Work required> Each line of the data below should be restated exactly, with images left out.

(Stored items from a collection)
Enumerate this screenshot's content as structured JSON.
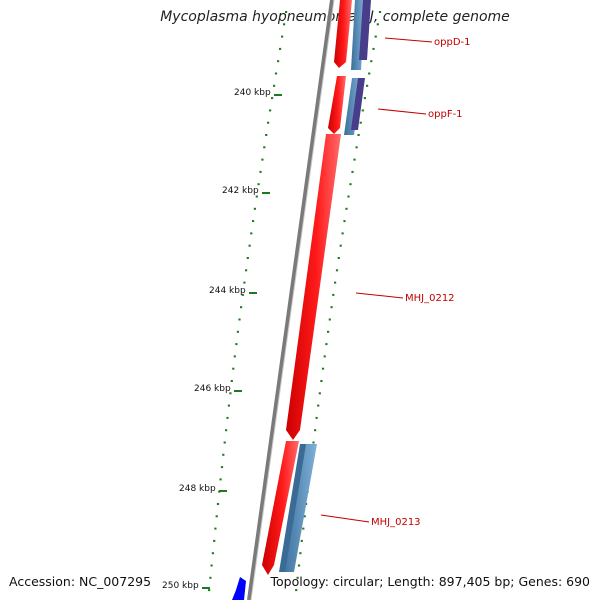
{
  "title": "Mycoplasma hyopneumoniae J, complete genome",
  "footer": {
    "accession": "Accession: NC_007295",
    "summary": "Topology: circular; Length: 897,405 bp; Genes: 690"
  },
  "ticks": [
    "240 kbp",
    "242 kbp",
    "244 kbp",
    "246 kbp",
    "248 kbp",
    "250 kbp"
  ],
  "genes": [
    {
      "label": "oppD-1",
      "strand": "reverse",
      "color": "#ff0000"
    },
    {
      "label": "oppF-1",
      "strand": "reverse",
      "color": "#ff0000"
    },
    {
      "label": "MHJ_0212",
      "strand": "reverse",
      "color": "#ff0000"
    },
    {
      "label": "MHJ_0213",
      "strand": "reverse",
      "color": "#ff0000"
    }
  ],
  "colors": {
    "forward_cds": "#ff0000",
    "feature_blue": "#4682b4",
    "feature_navy": "#483d8b",
    "forward_strand_gene": "#0000ff",
    "backbone": "#888888",
    "gc_ticks": "#1f7a1f",
    "label": "#c00000"
  }
}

Exercise response>
Enumerate this screenshot's content as structured JSON.
{
  "title": "Mycoplasma hyopneumoniae J, complete genome",
  "footer": {
    "accession": "Accession: NC_007295",
    "summary": "Topology: circular; Length: 897,405 bp; Genes: 690"
  },
  "ticks": [
    "240 kbp",
    "242 kbp",
    "244 kbp",
    "246 kbp",
    "248 kbp",
    "250 kbp"
  ],
  "genes": [
    {
      "label": "oppD-1",
      "strand": "reverse",
      "color": "#ff0000"
    },
    {
      "label": "oppF-1",
      "strand": "reverse",
      "color": "#ff0000"
    },
    {
      "label": "MHJ_0212",
      "strand": "reverse",
      "color": "#ff0000"
    },
    {
      "label": "MHJ_0213",
      "strand": "reverse",
      "color": "#ff0000"
    }
  ],
  "colors": {
    "forward_cds": "#ff0000",
    "feature_blue": "#4682b4",
    "feature_navy": "#483d8b",
    "forward_strand_gene": "#0000ff",
    "backbone": "#888888",
    "gc_ticks": "#1f7a1f",
    "label": "#c00000"
  }
}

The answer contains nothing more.